• Trecho do texto
Foram organizações progressistas que apoiaram, em 1882 e 1924, leis de restrição à imigração de chineses. Vários sindicatos “progressistas” eram abertamente racistas, nativistas e nacionalistas. Até mesmo a segunda encarnação da Ku Klux Klan, no início do século XX, além de ser abertamente racista, também defendia várias reformas progressistas. Margaret Sanger, sexóloga, feminista, defensora do aborto e heroína dos progressistas americanos, chegou a palestrar em um dos eventos da KKK.

Como observou o psicólogo e linguista canadense Steven Pinker:

Contrariamente à crença popular difundida por cientistas ideólogos, a eugenia foi, durante grande parte do século XX, uma das bandeiras favoritas da esquerda, e não da direita. Ela foi defendida por vários progressistas e socialistas, dentre eles Theodore Roosevelt, H.G. Wells, Emma Goldman, George Bernard Shaw, Harold Laski, John Maynard Keynes, Sidney e Beatrice Webb, Margaret Sanger e os biólogos marxistas J.B.S. Haldane e Hermann Muller.

Não é difícil entender por que todos eles se alinharam a esta causa. Protestantes e católicos conservadores odiavam a eugenia porque a viam como uma tentativa das elites intelectuais e científicas de brincar de Deus. Já os progressistas adoravam a eugenia porque era um movimento em prol da reforma e contrário ao status quo. Para eles, a eugenia era um ativismo e não um laissez-faire; era uma responsabilidade social e não um individualismo egoísta

Felizmente, o comunismo está politicamente morto há duas décadas, e nenhum progressista de hoje teria a mais mínima simpatia por absolutamente nenhum aspecto deste regime sanguinário.

Ou não?

Nathalie

outubro 18 2015 Responder

Este ódio é fruto de um pensamento simplista e primitivo espalhado no ensino fundamental de grande parte das escolas e nas faculdades que oferecem disciplinas de administração de empresas na grade, pensamento este que profetiza que com “esforço individual se alcança o sucesso” e de que “o estado nos anos 80 estava inchado e causou toda a crise econômica do terceiro mundo”, que o pobre quer mamar na teta do governo, etc. mas não se ensina q juízes e altos executivos da iniciativa privada, pessoas como todas as outras, ganham muito dinheiro só por terem recebido oportunidades a mais do q o resto da população desafortunada. é um problema d ensino q não tem solução. o negócio é deixar eles implodirem em seu egoismo.

    Newton

    outubro 18 2015 Responder

    Nathalie, obviamente a igualdade de oportunidades é importante, mas o que muitos se esquecem é que ela por si só não é sinônimo de igualdade de sucesso. E para o sucesso, o esforço individual é indispensável.

• Enunciado
Segundo o trecho, em que anos organizações progressistas apoiaram leis de restrição à imigração de chineses? Responda em uma frase, por favor.

• Material fornecido
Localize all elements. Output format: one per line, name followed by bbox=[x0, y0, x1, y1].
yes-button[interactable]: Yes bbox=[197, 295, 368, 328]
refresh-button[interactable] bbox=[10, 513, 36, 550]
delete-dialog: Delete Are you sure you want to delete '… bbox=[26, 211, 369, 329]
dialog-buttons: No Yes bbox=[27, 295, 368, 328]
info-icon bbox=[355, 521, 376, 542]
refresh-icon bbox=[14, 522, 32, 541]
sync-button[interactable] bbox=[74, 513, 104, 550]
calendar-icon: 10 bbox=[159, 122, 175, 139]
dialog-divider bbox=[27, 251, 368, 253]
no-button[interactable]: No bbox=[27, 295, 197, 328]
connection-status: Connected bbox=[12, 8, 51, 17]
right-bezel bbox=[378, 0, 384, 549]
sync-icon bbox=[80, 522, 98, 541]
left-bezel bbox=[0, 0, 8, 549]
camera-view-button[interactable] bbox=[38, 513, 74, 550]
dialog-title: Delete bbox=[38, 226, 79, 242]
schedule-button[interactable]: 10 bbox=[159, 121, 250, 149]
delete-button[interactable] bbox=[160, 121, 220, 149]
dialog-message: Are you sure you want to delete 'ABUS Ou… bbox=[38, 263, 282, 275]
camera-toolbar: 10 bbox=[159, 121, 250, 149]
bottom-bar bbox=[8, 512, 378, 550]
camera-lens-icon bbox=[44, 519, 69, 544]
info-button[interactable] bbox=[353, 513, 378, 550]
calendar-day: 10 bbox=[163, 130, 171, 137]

• Resultado
Organizações progressistas apoiaram essas leis em 1882 e 1924.